» **What the task asks**
Reproduce every record below exactly as written, but leave out any pictures.

» **Given records**
▼

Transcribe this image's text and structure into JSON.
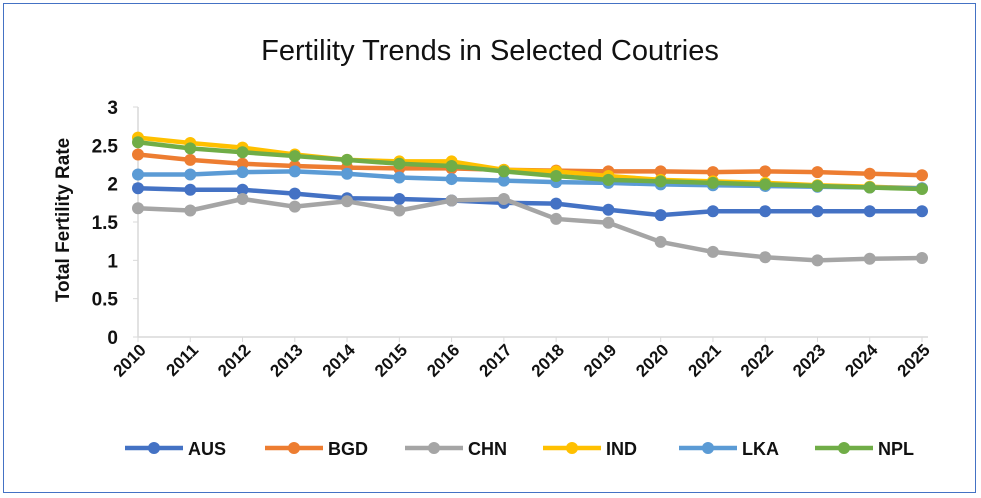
{
  "chart_data": {
    "type": "line",
    "title": "Fertility Trends in Selected Coutries",
    "xlabel": "",
    "ylabel": "Total Fertility Rate",
    "ylim": [
      0,
      3
    ],
    "yticks": [
      "0",
      "0.5",
      "1",
      "1.5",
      "2",
      "2.5",
      "3"
    ],
    "grid": false,
    "legend_position": "bottom",
    "categories": [
      "2010",
      "2011",
      "2012",
      "2013",
      "2014",
      "2015",
      "2016",
      "2017",
      "2018",
      "2019",
      "2020",
      "2021",
      "2022",
      "2023",
      "2024",
      "2025"
    ],
    "series": [
      {
        "name": "AUS",
        "color": "#4472c4",
        "values": [
          1.94,
          1.92,
          1.92,
          1.87,
          1.81,
          1.8,
          1.78,
          1.75,
          1.74,
          1.66,
          1.59,
          1.64,
          1.64,
          1.64,
          1.64,
          1.64
        ]
      },
      {
        "name": "BGD",
        "color": "#ed7d31",
        "values": [
          2.38,
          2.31,
          2.26,
          2.23,
          2.21,
          2.2,
          2.2,
          2.18,
          2.17,
          2.16,
          2.16,
          2.15,
          2.16,
          2.15,
          2.13,
          2.11
        ]
      },
      {
        "name": "CHN",
        "color": "#a5a5a5",
        "values": [
          1.68,
          1.65,
          1.8,
          1.7,
          1.77,
          1.65,
          1.78,
          1.8,
          1.54,
          1.49,
          1.24,
          1.11,
          1.04,
          1.0,
          1.02,
          1.03
        ]
      },
      {
        "name": "IND",
        "color": "#ffc000",
        "values": [
          2.6,
          2.53,
          2.47,
          2.38,
          2.31,
          2.29,
          2.29,
          2.18,
          2.16,
          2.1,
          2.05,
          2.03,
          2.01,
          1.98,
          1.96,
          1.94
        ]
      },
      {
        "name": "LKA",
        "color": "#5b9bd5",
        "values": [
          2.12,
          2.12,
          2.15,
          2.16,
          2.13,
          2.08,
          2.06,
          2.04,
          2.02,
          2.01,
          1.99,
          1.98,
          1.97,
          1.96,
          1.95,
          1.94
        ]
      },
      {
        "name": "NPL",
        "color": "#70ad47",
        "values": [
          2.54,
          2.46,
          2.41,
          2.36,
          2.31,
          2.26,
          2.23,
          2.16,
          2.1,
          2.05,
          2.03,
          2.01,
          1.99,
          1.97,
          1.95,
          1.93
        ]
      }
    ]
  }
}
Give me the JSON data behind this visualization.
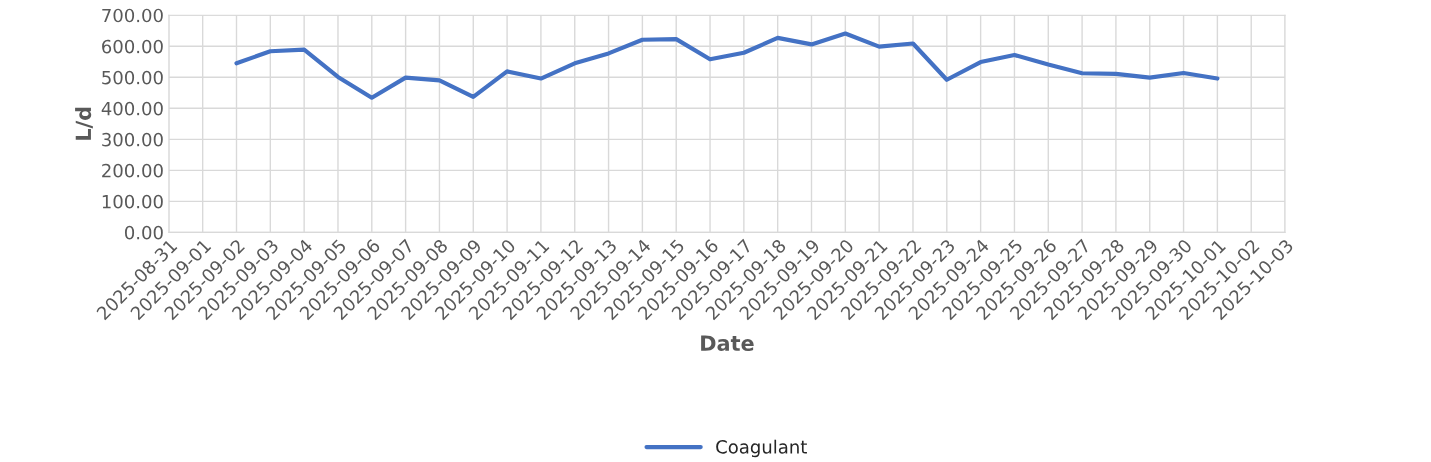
{
  "chart_data": {
    "type": "line",
    "xlabel": "Date",
    "ylabel": "L/d",
    "x": [
      "2025-09-02",
      "2025-09-03",
      "2025-09-04",
      "2025-09-05",
      "2025-09-06",
      "2025-09-07",
      "2025-09-08",
      "2025-09-09",
      "2025-09-10",
      "2025-09-11",
      "2025-09-12",
      "2025-09-13",
      "2025-09-14",
      "2025-09-15",
      "2025-09-16",
      "2025-09-17",
      "2025-09-18",
      "2025-09-19",
      "2025-09-20",
      "2025-09-21",
      "2025-09-22",
      "2025-09-23",
      "2025-09-24",
      "2025-09-25",
      "2025-09-26",
      "2025-09-27",
      "2025-09-28",
      "2025-09-29",
      "2025-09-30",
      "2025-10-01"
    ],
    "series": [
      {
        "name": "Coagulant",
        "color": "#4472c4",
        "values": [
          545,
          584,
          589,
          501,
          434,
          499,
          490,
          437,
          519,
          496,
          545,
          577,
          621,
          623,
          558,
          579,
          627,
          606,
          641,
          599,
          609,
          492,
          549,
          572,
          541,
          513,
          511,
          499,
          514,
          496
        ]
      }
    ],
    "xlim": [
      "2025-08-31",
      "2025-10-03"
    ],
    "xticks": [
      "2025-08-31",
      "2025-09-01",
      "2025-09-02",
      "2025-09-03",
      "2025-09-04",
      "2025-09-05",
      "2025-09-06",
      "2025-09-07",
      "2025-09-08",
      "2025-09-09",
      "2025-09-10",
      "2025-09-11",
      "2025-09-12",
      "2025-09-13",
      "2025-09-14",
      "2025-09-15",
      "2025-09-16",
      "2025-09-17",
      "2025-09-18",
      "2025-09-19",
      "2025-09-20",
      "2025-09-21",
      "2025-09-22",
      "2025-09-23",
      "2025-09-24",
      "2025-09-25",
      "2025-09-26",
      "2025-09-27",
      "2025-09-28",
      "2025-09-29",
      "2025-09-30",
      "2025-10-01",
      "2025-10-02",
      "2025-10-03"
    ],
    "ylim": [
      0,
      700
    ],
    "yticks": [
      {
        "value": 0,
        "label": "0.00"
      },
      {
        "value": 100,
        "label": "100.00"
      },
      {
        "value": 200,
        "label": "200.00"
      },
      {
        "value": 300,
        "label": "300.00"
      },
      {
        "value": 400,
        "label": "400.00"
      },
      {
        "value": 500,
        "label": "500.00"
      },
      {
        "value": 600,
        "label": "600.00"
      },
      {
        "value": 700,
        "label": "700.00"
      }
    ],
    "grid": true,
    "legend": "bottom",
    "marker": "none",
    "line_style": "solid"
  }
}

▲

» **Solution for this task**
Transcribe this image's text and structure into JSON.
{
  "chart_data": {
    "type": "line",
    "title": "Fertility Trends in Selected Coutries",
    "xlabel": "",
    "ylabel": "Total Fertility Rate",
    "ylim": [
      0,
      3
    ],
    "yticks": [
      "0",
      "0.5",
      "1",
      "1.5",
      "2",
      "2.5",
      "3"
    ],
    "grid": false,
    "legend_position": "bottom",
    "categories": [
      "2010",
      "2011",
      "2012",
      "2013",
      "2014",
      "2015",
      "2016",
      "2017",
      "2018",
      "2019",
      "2020",
      "2021",
      "2022",
      "2023",
      "2024",
      "2025"
    ],
    "series": [
      {
        "name": "AUS",
        "color": "#4472c4",
        "values": [
          1.94,
          1.92,
          1.92,
          1.87,
          1.81,
          1.8,
          1.78,
          1.75,
          1.74,
          1.66,
          1.59,
          1.64,
          1.64,
          1.64,
          1.64,
          1.64
        ]
      },
      {
        "name": "BGD",
        "color": "#ed7d31",
        "values": [
          2.38,
          2.31,
          2.26,
          2.23,
          2.21,
          2.2,
          2.2,
          2.18,
          2.17,
          2.16,
          2.16,
          2.15,
          2.16,
          2.15,
          2.13,
          2.11
        ]
      },
      {
        "name": "CHN",
        "color": "#a5a5a5",
        "values": [
          1.68,
          1.65,
          1.8,
          1.7,
          1.77,
          1.65,
          1.78,
          1.8,
          1.54,
          1.49,
          1.24,
          1.11,
          1.04,
          1.0,
          1.02,
          1.03
        ]
      },
      {
        "name": "IND",
        "color": "#ffc000",
        "values": [
          2.6,
          2.53,
          2.47,
          2.38,
          2.31,
          2.29,
          2.29,
          2.18,
          2.16,
          2.1,
          2.05,
          2.03,
          2.01,
          1.98,
          1.96,
          1.94
        ]
      },
      {
        "name": "LKA",
        "color": "#5b9bd5",
        "values": [
          2.12,
          2.12,
          2.15,
          2.16,
          2.13,
          2.08,
          2.06,
          2.04,
          2.02,
          2.01,
          1.99,
          1.98,
          1.97,
          1.96,
          1.95,
          1.94
        ]
      },
      {
        "name": "NPL",
        "color": "#70ad47",
        "values": [
          2.54,
          2.46,
          2.41,
          2.36,
          2.31,
          2.26,
          2.23,
          2.16,
          2.1,
          2.05,
          2.03,
          2.01,
          1.99,
          1.97,
          1.95,
          1.93
        ]
      }
    ]
  }
}
Give me the JSON data behind this visualization.
{
  "chart_data": {
    "type": "line",
    "xlabel": "Date",
    "ylabel": "L/d",
    "x": [
      "2025-09-02",
      "2025-09-03",
      "2025-09-04",
      "2025-09-05",
      "2025-09-06",
      "2025-09-07",
      "2025-09-08",
      "2025-09-09",
      "2025-09-10",
      "2025-09-11",
      "2025-09-12",
      "2025-09-13",
      "2025-09-14",
      "2025-09-15",
      "2025-09-16",
      "2025-09-17",
      "2025-09-18",
      "2025-09-19",
      "2025-09-20",
      "2025-09-21",
      "2025-09-22",
      "2025-09-23",
      "2025-09-24",
      "2025-09-25",
      "2025-09-26",
      "2025-09-27",
      "2025-09-28",
      "2025-09-29",
      "2025-09-30",
      "2025-10-01"
    ],
    "series": [
      {
        "name": "Coagulant",
        "color": "#4472c4",
        "values": [
          545,
          584,
          589,
          501,
          434,
          499,
          490,
          437,
          519,
          496,
          545,
          577,
          621,
          623,
          558,
          579,
          627,
          606,
          641,
          599,
          609,
          492,
          549,
          572,
          541,
          513,
          511,
          499,
          514,
          496
        ]
      }
    ],
    "xlim": [
      "2025-08-31",
      "2025-10-03"
    ],
    "xticks": [
      "2025-08-31",
      "2025-09-01",
      "2025-09-02",
      "2025-09-03",
      "2025-09-04",
      "2025-09-05",
      "2025-09-06",
      "2025-09-07",
      "2025-09-08",
      "2025-09-09",
      "2025-09-10",
      "2025-09-11",
      "2025-09-12",
      "2025-09-13",
      "2025-09-14",
      "2025-09-15",
      "2025-09-16",
      "2025-09-17",
      "2025-09-18",
      "2025-09-19",
      "2025-09-20",
      "2025-09-21",
      "2025-09-22",
      "2025-09-23",
      "2025-09-24",
      "2025-09-25",
      "2025-09-26",
      "2025-09-27",
      "2025-09-28",
      "2025-09-29",
      "2025-09-30",
      "2025-10-01",
      "2025-10-02",
      "2025-10-03"
    ],
    "ylim": [
      0,
      700
    ],
    "yticks": [
      {
        "value": 0,
        "label": "0.00"
      },
      {
        "value": 100,
        "label": "100.00"
      },
      {
        "value": 200,
        "label": "200.00"
      },
      {
        "value": 300,
        "label": "300.00"
      },
      {
        "value": 400,
        "label": "400.00"
      },
      {
        "value": 500,
        "label": "500.00"
      },
      {
        "value": 600,
        "label": "600.00"
      },
      {
        "value": 700,
        "label": "700.00"
      }
    ],
    "grid": true,
    "legend": "bottom",
    "marker": "none",
    "line_style": "solid"
  }
}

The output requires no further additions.